**WHAT YOU HAVE TO DO:** From the listing, collect all lines containing the word "LENS".

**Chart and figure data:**

--- Begin ---

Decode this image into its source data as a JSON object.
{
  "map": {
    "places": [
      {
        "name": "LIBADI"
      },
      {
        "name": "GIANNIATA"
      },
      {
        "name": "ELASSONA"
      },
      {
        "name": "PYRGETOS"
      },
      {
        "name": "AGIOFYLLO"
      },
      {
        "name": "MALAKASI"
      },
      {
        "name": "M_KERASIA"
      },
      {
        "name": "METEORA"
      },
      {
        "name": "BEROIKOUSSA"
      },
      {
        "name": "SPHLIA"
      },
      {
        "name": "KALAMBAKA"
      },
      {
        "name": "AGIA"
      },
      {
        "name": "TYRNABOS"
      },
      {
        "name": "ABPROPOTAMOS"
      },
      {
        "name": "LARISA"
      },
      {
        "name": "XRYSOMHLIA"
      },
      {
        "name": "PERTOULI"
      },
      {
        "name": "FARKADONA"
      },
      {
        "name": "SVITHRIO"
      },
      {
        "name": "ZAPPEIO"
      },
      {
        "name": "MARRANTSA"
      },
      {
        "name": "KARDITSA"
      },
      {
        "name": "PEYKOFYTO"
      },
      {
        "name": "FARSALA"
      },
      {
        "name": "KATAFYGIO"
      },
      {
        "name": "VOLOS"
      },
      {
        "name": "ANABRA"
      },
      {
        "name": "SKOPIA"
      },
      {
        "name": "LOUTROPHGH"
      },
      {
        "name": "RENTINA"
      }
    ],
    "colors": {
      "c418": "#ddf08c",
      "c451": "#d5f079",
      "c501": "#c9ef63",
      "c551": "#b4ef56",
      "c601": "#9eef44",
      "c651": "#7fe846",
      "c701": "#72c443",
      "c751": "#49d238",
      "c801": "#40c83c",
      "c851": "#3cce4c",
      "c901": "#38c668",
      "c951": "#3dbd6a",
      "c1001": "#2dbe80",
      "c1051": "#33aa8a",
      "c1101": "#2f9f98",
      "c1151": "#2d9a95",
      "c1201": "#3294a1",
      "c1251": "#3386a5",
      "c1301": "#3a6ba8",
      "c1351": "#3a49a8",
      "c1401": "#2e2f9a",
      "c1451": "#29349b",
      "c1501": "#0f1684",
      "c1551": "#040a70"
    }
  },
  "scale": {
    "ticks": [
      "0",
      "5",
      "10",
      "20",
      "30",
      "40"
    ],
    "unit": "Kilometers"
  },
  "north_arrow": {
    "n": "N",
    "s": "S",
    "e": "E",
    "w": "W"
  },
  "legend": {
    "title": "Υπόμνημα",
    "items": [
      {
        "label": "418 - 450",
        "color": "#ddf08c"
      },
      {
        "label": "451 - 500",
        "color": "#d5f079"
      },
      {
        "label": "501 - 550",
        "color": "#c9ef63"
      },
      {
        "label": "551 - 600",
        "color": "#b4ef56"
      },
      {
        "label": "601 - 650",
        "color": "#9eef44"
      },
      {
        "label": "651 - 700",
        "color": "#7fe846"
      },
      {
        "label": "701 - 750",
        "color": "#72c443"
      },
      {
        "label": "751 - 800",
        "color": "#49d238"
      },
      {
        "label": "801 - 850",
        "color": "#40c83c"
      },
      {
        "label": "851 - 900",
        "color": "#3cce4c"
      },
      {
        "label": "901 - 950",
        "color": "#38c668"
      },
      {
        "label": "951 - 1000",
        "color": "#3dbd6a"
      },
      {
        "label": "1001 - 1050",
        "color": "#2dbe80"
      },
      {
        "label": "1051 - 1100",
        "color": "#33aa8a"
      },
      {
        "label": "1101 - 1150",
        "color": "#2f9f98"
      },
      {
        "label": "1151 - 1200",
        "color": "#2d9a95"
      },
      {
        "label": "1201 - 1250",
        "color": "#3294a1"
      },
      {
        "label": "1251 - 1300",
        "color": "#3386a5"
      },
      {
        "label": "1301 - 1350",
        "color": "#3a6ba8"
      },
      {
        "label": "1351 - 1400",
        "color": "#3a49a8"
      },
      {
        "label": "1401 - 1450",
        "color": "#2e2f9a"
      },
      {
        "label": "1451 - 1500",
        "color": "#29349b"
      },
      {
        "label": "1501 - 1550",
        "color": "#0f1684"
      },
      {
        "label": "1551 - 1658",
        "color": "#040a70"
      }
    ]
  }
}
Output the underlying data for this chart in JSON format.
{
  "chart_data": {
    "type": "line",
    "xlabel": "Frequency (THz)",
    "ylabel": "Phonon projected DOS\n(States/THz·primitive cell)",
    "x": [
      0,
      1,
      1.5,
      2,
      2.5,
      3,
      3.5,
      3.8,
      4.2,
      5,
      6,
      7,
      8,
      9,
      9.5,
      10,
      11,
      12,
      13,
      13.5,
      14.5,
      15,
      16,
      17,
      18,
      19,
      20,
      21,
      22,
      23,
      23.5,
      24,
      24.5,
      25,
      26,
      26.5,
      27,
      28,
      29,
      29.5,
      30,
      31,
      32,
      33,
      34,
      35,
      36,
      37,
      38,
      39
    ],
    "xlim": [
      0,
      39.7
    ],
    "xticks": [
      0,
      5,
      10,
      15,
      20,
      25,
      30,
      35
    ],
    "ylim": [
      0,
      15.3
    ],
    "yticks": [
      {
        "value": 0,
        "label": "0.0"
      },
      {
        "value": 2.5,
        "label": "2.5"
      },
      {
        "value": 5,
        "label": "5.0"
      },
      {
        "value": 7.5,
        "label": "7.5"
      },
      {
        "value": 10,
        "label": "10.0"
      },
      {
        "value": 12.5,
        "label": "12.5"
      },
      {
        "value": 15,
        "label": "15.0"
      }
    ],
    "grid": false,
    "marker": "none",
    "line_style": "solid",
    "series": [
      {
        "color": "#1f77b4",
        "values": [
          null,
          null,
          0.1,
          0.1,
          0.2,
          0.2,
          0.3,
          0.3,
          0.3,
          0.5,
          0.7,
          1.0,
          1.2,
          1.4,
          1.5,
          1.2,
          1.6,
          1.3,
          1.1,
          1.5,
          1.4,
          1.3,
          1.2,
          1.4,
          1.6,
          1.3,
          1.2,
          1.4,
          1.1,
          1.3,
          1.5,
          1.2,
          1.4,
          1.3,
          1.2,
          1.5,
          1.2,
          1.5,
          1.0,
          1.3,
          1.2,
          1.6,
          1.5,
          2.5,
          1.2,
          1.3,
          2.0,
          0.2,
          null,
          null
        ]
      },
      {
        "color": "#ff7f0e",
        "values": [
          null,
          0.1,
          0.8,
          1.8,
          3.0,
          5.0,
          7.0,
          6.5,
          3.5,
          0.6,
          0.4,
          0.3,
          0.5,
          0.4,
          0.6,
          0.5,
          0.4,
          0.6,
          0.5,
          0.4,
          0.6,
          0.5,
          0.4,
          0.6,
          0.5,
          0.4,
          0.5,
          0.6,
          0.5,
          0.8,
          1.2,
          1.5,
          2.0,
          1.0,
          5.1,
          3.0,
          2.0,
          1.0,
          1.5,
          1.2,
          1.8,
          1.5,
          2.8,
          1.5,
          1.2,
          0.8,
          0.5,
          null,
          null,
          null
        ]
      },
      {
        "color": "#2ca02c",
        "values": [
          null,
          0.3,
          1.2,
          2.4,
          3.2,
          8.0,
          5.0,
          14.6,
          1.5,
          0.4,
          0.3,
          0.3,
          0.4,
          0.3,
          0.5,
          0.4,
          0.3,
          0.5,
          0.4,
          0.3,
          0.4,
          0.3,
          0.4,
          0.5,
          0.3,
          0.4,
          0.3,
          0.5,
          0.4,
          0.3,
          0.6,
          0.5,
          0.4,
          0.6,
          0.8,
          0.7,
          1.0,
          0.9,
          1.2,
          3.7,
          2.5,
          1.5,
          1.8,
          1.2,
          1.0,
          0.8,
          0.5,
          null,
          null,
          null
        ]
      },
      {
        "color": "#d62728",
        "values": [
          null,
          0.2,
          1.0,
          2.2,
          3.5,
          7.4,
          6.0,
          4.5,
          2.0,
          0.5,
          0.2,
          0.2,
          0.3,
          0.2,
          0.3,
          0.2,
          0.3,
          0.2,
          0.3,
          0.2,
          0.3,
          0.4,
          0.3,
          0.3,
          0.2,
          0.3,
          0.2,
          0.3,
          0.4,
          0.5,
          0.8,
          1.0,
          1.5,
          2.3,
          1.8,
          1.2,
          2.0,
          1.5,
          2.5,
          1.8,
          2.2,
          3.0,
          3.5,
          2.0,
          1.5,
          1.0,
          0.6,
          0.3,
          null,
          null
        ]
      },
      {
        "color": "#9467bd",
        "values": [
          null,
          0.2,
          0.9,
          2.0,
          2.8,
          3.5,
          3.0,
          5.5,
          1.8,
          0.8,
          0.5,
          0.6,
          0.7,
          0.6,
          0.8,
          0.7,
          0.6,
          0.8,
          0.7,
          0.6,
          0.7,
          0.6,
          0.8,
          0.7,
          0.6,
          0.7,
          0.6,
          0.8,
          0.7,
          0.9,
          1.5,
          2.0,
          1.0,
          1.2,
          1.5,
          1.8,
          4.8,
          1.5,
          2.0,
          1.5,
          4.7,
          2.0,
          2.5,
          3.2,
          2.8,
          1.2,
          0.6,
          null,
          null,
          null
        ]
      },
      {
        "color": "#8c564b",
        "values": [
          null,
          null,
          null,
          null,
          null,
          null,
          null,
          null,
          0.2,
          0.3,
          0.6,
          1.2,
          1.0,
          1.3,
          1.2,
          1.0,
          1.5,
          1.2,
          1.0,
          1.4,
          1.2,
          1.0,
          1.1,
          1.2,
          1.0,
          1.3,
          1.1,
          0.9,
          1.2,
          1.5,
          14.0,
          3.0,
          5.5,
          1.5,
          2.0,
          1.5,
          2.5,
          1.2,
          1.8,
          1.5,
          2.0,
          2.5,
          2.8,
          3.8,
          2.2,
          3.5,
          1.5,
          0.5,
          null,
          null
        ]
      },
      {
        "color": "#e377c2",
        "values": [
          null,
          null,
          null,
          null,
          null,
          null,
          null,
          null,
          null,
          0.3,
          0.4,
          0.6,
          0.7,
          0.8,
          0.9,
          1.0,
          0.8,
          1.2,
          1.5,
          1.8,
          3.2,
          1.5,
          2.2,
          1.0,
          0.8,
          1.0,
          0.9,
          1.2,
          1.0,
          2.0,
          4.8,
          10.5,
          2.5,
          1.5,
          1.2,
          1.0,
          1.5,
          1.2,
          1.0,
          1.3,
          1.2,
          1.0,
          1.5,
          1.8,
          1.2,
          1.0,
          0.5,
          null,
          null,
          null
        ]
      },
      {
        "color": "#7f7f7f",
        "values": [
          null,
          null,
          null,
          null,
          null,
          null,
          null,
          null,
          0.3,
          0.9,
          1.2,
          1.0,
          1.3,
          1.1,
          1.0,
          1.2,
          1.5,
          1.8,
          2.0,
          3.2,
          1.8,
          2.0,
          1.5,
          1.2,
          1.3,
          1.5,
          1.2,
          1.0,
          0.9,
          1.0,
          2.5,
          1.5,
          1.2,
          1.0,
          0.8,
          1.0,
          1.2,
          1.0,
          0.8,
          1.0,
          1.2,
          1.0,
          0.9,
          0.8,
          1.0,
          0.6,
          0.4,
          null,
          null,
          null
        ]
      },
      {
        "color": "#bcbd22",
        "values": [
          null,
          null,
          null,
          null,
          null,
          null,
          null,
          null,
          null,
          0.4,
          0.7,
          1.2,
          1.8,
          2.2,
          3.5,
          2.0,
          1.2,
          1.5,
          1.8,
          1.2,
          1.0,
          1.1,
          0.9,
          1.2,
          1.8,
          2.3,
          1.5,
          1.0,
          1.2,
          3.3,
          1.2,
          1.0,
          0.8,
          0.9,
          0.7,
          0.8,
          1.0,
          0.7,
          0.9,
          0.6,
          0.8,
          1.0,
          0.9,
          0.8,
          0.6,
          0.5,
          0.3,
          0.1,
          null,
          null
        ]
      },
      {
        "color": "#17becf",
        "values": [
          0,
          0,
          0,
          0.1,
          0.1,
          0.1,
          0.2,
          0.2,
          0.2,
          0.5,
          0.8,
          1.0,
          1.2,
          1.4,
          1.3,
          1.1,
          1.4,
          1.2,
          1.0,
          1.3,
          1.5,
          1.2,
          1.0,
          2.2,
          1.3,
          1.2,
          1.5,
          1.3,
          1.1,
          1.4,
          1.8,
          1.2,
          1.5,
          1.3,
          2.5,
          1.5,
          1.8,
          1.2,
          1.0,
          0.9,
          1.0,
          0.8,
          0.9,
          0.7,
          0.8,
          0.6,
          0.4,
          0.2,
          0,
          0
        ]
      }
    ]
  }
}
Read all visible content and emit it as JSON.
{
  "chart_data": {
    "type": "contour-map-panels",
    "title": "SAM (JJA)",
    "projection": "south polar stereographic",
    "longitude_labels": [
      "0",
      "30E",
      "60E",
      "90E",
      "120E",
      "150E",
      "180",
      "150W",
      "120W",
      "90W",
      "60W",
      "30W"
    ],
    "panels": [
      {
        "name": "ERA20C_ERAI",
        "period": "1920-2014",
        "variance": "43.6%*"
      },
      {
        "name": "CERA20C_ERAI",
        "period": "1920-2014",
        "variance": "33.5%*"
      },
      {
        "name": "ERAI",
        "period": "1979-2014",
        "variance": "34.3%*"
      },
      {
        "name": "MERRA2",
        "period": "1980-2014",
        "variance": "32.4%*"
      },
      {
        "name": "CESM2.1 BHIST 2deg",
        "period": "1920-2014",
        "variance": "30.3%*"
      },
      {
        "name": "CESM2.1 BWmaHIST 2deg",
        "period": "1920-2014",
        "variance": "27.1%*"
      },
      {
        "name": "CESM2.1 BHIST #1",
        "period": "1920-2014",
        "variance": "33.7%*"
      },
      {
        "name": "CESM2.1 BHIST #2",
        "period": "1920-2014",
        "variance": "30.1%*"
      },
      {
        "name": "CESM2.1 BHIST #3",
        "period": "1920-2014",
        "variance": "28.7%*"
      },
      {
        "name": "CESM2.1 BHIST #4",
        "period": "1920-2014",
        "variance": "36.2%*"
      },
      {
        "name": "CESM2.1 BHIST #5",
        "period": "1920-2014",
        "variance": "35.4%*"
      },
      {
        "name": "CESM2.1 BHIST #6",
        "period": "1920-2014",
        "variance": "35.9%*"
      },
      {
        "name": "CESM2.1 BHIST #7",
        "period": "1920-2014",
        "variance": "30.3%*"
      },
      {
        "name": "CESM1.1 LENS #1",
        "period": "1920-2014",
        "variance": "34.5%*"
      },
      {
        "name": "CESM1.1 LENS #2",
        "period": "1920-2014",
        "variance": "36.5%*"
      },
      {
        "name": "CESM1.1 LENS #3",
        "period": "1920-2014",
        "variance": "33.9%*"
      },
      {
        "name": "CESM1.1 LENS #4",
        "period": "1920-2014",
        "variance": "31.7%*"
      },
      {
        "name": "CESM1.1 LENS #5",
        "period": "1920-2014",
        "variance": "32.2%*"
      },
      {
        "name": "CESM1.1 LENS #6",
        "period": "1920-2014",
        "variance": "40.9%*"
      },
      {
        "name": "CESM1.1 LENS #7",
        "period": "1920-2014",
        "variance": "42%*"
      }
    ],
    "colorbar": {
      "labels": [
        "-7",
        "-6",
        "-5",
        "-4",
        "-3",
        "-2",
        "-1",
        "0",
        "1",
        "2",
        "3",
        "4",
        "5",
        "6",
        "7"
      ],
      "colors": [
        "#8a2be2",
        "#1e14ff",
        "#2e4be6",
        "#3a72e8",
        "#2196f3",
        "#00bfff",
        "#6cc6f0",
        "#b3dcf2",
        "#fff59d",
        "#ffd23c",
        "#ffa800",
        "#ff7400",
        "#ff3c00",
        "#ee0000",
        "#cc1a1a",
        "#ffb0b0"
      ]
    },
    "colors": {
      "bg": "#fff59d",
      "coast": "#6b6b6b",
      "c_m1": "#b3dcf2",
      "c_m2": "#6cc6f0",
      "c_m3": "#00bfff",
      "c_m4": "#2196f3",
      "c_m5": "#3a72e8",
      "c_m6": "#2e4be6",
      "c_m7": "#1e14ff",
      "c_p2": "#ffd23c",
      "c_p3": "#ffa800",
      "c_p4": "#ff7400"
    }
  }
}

--- End ---

**EXERCISE OUTPUT:**
        "name": "CESM1.1 LENS #1",
        "name": "CESM1.1 LENS #2",
        "name": "CESM1.1 LENS #3",
        "name": "CESM1.1 LENS #4",
        "name": "CESM1.1 LENS #5",
        "name": "CESM1.1 LENS #6",
        "name": "CESM1.1 LENS #7",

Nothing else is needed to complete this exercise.